_Given problem_
Every line from the one with "Decode this image" through the end of the records below should be restated word for word, and nothing outside that span.

_The data_
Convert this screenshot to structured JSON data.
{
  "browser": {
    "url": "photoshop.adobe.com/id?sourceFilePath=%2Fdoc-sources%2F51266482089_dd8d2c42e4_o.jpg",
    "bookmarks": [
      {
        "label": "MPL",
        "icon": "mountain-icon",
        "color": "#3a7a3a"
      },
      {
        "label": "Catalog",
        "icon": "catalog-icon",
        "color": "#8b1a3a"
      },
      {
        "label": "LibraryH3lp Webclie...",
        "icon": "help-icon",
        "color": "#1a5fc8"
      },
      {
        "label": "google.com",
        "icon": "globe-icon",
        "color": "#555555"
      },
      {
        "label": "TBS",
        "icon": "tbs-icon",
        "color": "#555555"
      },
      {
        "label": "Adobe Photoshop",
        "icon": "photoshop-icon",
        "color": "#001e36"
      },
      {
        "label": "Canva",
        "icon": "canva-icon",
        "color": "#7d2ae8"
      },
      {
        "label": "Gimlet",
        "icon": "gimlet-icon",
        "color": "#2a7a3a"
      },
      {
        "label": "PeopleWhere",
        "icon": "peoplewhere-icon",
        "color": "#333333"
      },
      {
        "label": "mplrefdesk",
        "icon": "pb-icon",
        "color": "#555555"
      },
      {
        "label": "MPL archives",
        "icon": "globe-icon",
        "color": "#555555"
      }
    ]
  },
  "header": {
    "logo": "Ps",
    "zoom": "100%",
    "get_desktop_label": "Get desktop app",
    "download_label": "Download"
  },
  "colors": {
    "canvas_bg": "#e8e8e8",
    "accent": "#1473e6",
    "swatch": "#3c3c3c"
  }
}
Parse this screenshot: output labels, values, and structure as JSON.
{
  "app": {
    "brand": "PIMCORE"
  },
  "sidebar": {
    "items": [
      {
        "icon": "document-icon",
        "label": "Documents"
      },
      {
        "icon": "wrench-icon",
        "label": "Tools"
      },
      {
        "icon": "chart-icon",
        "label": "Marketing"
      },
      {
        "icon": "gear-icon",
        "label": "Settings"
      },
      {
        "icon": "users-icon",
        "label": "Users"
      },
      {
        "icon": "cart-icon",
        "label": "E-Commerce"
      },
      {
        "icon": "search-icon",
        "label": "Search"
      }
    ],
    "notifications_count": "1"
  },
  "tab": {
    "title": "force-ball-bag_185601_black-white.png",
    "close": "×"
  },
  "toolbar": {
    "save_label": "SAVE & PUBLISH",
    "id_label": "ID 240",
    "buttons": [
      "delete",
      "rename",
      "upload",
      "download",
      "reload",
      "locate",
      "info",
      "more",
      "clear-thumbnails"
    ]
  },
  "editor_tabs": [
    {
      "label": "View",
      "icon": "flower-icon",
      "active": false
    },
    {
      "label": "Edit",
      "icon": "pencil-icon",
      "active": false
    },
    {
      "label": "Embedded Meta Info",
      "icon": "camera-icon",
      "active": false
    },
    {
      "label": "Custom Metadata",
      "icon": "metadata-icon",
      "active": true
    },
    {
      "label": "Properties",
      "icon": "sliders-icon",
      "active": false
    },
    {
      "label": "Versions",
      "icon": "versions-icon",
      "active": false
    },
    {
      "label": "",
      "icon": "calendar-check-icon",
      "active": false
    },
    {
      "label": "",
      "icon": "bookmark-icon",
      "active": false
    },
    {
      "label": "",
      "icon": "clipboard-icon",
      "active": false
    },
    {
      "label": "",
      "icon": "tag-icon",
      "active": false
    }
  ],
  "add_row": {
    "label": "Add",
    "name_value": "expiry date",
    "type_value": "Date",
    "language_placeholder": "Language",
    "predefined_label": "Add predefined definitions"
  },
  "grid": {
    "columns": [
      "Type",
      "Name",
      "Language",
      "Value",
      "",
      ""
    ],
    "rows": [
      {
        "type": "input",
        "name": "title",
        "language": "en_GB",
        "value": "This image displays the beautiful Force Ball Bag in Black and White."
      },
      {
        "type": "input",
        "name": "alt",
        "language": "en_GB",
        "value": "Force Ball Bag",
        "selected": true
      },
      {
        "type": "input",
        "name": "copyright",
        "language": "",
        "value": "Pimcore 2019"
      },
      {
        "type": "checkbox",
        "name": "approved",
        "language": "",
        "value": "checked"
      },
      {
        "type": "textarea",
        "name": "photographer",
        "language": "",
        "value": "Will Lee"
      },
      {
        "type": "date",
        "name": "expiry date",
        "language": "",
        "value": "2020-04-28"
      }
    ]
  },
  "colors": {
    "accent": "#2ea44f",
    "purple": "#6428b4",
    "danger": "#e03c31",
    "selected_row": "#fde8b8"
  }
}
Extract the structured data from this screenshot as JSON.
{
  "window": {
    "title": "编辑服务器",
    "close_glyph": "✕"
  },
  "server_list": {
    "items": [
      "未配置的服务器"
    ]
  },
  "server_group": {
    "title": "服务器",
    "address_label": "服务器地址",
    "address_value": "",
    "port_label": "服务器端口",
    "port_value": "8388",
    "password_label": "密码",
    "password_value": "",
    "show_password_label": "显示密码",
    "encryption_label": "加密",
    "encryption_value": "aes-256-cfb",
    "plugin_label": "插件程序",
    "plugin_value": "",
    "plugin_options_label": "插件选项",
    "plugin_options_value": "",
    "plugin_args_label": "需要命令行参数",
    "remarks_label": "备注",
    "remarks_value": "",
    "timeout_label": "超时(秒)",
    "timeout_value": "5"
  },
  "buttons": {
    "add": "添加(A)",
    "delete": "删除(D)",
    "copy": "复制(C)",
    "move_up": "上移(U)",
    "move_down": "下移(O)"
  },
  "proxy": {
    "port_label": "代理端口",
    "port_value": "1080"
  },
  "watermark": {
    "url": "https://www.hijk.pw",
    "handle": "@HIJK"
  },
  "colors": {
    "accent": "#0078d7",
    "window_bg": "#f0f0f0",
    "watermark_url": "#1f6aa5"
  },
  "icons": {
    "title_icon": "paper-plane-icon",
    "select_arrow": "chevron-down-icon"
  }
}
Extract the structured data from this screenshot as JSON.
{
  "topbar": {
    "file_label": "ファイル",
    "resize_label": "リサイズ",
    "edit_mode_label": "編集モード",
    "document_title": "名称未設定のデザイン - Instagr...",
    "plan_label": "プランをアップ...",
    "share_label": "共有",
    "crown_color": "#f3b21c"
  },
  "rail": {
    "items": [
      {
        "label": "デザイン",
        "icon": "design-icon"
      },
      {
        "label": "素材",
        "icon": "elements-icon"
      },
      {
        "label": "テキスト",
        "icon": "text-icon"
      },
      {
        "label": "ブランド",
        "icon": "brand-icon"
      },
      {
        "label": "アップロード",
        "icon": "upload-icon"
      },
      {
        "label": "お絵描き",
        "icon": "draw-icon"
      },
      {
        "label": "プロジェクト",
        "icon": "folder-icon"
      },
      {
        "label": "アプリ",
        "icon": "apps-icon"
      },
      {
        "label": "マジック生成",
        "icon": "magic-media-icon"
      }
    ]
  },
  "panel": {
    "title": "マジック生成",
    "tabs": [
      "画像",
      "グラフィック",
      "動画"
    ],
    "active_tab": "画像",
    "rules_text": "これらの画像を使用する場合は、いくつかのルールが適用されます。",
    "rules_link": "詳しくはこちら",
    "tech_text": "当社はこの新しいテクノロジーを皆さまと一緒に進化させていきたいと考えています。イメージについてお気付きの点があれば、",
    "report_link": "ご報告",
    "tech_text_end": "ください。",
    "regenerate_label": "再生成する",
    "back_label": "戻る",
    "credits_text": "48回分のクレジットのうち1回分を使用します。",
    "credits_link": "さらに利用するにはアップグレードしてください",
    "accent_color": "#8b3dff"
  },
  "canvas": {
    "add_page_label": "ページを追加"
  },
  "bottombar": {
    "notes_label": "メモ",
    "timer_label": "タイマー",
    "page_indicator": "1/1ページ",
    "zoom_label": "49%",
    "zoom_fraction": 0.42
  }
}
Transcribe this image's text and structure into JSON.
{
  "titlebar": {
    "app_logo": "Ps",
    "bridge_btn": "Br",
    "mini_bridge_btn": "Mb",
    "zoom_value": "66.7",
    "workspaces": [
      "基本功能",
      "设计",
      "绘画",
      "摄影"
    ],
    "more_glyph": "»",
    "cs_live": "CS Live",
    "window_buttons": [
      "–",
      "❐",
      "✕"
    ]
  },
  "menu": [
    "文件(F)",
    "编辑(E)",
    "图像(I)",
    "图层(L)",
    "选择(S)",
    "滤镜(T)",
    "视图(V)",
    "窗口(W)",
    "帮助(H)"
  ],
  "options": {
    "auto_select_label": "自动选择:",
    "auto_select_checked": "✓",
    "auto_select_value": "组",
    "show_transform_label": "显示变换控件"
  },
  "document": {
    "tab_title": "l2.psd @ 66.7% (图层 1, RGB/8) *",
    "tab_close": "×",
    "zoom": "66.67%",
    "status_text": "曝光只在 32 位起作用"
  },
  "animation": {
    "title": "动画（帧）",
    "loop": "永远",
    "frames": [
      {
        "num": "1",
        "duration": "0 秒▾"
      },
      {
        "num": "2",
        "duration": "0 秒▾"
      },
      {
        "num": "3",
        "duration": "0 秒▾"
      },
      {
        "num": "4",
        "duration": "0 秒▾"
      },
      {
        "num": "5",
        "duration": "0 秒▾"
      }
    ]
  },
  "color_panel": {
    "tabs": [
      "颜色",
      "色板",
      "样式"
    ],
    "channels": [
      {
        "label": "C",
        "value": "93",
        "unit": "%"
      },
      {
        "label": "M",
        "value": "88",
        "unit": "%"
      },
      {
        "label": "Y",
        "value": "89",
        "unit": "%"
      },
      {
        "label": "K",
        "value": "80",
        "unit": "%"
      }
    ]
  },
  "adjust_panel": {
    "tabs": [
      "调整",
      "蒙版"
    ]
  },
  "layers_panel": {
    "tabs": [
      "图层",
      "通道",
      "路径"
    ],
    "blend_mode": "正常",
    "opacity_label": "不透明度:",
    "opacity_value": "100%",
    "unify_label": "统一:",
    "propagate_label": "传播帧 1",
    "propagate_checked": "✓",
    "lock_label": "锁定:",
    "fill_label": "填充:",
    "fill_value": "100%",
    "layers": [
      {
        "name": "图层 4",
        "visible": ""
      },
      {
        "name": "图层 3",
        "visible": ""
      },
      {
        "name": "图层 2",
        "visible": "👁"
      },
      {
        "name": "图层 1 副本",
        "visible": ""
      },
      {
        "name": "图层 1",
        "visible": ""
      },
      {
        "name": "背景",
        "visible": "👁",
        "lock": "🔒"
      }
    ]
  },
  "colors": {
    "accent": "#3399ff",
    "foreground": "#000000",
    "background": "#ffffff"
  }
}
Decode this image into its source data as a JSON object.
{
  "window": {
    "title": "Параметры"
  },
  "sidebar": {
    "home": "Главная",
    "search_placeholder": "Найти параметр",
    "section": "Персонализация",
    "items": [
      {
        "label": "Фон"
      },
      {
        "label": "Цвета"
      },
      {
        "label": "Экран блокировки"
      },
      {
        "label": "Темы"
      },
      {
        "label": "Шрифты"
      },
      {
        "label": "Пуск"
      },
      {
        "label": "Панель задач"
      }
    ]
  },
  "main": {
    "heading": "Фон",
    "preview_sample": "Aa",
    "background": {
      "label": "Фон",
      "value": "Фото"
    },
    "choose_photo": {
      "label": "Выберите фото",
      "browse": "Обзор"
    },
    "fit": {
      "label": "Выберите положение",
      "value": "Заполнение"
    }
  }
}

_Solution to this problem_
Decode this image into its source data as a JSON object.
{
  "window": {
    "title": "Параметры"
  },
  "sidebar": {
    "home": "Главная",
    "search_placeholder": "Найти параметр",
    "section": "Персонализация",
    "items": [
      {
        "label": "Фон"
      },
      {
        "label": "Цвета"
      },
      {
        "label": "Экран блокировки"
      },
      {
        "label": "Темы"
      },
      {
        "label": "Шрифты"
      },
      {
        "label": "Пуск"
      },
      {
        "label": "Панель задач"
      }
    ]
  },
  "main": {
    "heading": "Фон",
    "preview_sample": "Aa",
    "background": {
      "label": "Фон",
      "value": "Фото"
    },
    "choose_photo": {
      "label": "Выберите фото",
      "browse": "Обзор"
    },
    "fit": {
      "label": "Выберите положение",
      "value": "Заполнение"
    }
  }
}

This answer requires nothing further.